Exercise text
|---|
This library provides implementations of

  • Hamiltonian Monte Carlo (HMC): an MCMC method that efficiently samples by simulating Hamiltonian dynamics using gradients of the target distribution.
  • Metropolis-Hastings: an MCMC algorithm that samples from a distribution by proposing candidates and probabilistically accepting or rejecting them.
  • Gibbs Sampling: an MCMC method that iteratively samples each variable from its conditional distribution given all other variables.

with

  • Implementations of Common Distributions: handy Gaussian and isotropic Gaussian implementations, along with traits for defining custom log-prob functions.
  • Parallelization: run multiple chains in parallel.
  • Progress Bars: show progress of MCMC algorithms with convergence statistics and acceptance rates.
  • Support for Discrete & Continuous Distributions: Metropolis-Hastings and Gibbs sampling support continuous and discrete distributions.
  • Generic Datatypes: Support sampling vectors of various integer or floating point types.

Roadmap

  • No-U-Turn Sampler (NUTS): An extension of HMC that removes the need to choose path lengths.
|---|
Check your understanding
A) Reproduce the portion of the MCMC library description that begins at the words "This library provides" and ends after the words "and acceptance rates.".
B) According to the roadmap in the MCMC library description, what does the No-U-Turn Sampler remove the need to choose?
C) Pick up the MCMC library description after its final sentence and continue it.

[Stored items]
|---|
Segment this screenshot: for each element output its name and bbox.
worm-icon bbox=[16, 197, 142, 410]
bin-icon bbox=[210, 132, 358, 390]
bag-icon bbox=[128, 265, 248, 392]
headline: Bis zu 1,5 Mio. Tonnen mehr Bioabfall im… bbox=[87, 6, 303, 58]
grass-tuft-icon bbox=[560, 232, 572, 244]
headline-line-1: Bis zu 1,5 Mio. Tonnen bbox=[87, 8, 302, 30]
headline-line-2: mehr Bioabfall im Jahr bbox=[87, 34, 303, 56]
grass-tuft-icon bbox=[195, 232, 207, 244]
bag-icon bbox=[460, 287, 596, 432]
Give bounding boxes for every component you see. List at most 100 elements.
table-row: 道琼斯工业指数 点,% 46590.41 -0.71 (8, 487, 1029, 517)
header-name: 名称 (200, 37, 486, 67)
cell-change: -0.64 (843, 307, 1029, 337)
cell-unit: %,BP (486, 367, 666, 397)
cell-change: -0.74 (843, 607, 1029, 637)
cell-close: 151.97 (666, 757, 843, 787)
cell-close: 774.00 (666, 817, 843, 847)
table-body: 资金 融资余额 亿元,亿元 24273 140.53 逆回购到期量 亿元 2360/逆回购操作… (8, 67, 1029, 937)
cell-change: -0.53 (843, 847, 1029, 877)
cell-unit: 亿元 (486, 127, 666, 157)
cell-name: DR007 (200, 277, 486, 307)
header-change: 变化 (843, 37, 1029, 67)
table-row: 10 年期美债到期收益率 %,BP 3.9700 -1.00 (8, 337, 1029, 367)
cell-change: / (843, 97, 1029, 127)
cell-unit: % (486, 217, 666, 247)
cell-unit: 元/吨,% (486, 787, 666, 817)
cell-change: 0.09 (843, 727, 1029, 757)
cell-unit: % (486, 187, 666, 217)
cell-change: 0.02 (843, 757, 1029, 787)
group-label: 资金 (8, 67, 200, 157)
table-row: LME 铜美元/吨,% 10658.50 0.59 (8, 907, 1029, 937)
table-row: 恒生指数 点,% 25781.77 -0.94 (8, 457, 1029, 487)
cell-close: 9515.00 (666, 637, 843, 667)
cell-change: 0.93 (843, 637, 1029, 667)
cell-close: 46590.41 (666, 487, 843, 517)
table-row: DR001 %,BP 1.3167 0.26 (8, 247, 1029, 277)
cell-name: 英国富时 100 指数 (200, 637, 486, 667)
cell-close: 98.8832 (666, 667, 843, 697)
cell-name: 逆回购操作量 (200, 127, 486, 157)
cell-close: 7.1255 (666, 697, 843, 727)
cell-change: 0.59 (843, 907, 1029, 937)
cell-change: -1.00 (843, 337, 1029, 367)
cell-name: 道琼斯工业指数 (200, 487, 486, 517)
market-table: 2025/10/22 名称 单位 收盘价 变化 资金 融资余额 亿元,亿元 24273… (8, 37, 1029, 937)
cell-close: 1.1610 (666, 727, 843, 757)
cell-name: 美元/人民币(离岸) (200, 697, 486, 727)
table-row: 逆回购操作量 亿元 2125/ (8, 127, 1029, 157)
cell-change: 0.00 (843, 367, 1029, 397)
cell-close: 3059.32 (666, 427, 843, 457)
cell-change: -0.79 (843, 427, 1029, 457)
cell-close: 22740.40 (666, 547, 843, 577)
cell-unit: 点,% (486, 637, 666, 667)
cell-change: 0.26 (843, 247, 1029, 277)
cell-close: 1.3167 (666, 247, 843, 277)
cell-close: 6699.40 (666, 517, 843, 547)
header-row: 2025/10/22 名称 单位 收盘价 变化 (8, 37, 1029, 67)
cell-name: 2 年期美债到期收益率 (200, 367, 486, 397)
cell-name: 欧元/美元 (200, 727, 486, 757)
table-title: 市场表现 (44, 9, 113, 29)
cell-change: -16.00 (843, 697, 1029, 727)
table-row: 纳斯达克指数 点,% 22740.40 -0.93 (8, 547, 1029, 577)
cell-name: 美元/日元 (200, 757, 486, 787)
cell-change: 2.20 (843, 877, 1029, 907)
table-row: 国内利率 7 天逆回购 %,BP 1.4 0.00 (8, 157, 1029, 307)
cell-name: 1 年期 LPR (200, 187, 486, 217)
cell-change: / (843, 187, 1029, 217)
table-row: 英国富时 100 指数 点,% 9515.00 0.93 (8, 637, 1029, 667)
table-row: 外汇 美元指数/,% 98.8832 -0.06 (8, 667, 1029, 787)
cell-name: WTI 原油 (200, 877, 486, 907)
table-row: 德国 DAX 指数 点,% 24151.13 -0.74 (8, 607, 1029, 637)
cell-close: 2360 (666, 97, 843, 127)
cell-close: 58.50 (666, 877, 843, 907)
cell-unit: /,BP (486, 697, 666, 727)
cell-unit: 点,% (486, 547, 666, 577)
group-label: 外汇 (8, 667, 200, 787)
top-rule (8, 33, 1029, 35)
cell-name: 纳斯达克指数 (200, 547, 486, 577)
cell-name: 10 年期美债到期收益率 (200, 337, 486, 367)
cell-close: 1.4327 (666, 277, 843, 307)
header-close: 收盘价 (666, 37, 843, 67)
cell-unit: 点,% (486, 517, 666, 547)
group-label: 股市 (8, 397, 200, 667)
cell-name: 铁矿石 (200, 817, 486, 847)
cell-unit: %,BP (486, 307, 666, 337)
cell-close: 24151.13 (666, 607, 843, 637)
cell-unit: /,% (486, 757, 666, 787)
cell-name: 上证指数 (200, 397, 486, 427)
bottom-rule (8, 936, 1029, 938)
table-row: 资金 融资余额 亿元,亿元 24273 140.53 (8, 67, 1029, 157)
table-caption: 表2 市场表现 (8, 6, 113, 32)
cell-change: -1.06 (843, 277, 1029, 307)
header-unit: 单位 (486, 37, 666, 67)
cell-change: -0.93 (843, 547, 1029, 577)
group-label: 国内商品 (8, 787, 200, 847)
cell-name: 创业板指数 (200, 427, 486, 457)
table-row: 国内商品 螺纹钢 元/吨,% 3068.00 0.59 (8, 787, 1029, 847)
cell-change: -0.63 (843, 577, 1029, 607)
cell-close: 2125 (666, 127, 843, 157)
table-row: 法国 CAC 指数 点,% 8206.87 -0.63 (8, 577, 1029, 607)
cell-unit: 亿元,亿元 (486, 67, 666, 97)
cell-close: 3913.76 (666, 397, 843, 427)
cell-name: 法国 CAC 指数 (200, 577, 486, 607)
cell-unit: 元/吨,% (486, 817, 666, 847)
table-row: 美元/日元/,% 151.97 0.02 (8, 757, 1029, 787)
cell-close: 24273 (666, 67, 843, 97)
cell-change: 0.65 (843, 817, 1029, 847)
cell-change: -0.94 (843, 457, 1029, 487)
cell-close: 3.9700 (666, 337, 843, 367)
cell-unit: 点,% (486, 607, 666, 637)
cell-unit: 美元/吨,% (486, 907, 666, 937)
|---|
Expected responses
A)
This library provides implementations of

  • Hamiltonian Monte Carlo (HMC): an MCMC method that efficiently samples by simulating Hamiltonian dynamics using gradients of the target distribution.
  • Metropolis-Hastings: an MCMC algorithm that samples from a distribution by proposing candidates and probabilistically accepting or rejecting them.
  • Gibbs Sampling: an MCMC method that iteratively samples each variable from its conditional distribution given all other variables.

with

  • Implementations of Common Distributions: handy Gaussian and isotropic Gaussian implementations, along with traits for defining custom log-prob functions.
  • Parallelization: run multiple chains in parallel.
  • Progress Bars: show progress of MCMC algorithms with convergence statistics and acceptance rates.

B) It removes the need to choose path lengths.

C)
  • Rank Normalized Rhat: Modern convergence diagnostic, see paper.
  • Ensemble Slice Sampling (ESS): Efficient gradient-free sampler, see paper.
  • Effective Size Estimation: Online estimation of effective sample size for early stopping.

Structure

  • src/lib.rs: The main library entry point—exports MCMC functionality.
  • src/distributions.rs: Target distributions (e.g., multivariate Gaussians) and proposal distributions.
  • src/metropolis_hastings.rs: The Metropolis-Hastings algorithm implementation.
  • src/gibbs.rs: The Gibbs sampling algorithm implementation.
  • examples/: Examples on how to use this library.
  • src/io/arrow.rs: Helper functions for saving samples as Apache Arrow files. Enable via arrow feature.
  • src/io/parquet.rs: Helper functions for saving samples as Apache Parquet files. Enable via parquet feature.
  • src/io/csv.rs: Helper functions for saving samples as Apache Parquet files. Enable via csv feature.

Usage (Local)

  1. Build (Library + Demo):

    cargo build --release
    
  2. Run the Demo:

    cargo run --release --example gauss_mh --features parquet
    

    Prints basic statistics of the MCMC chain (e.g., estimated mean). Saves a scatter plot of sampled points in scatter_plot.png and a Parquet file samples.parquet.

Optional Features

  • csv: Enables CSV I/O for samples.
  • arrow / parquet: Enables Apache Arrow / Parquet I/O.
  • wgpu: Enables sampling from gradient based samplers using burn's WGPU backend.
  • By default, all features are disabled.

License

Licensed under the Apache License, Version 2.0. See LICENSE for details.
This project includes code from the kolmogorov_smirnov project, licensed under Apache 2.0 as noted in NOTICE.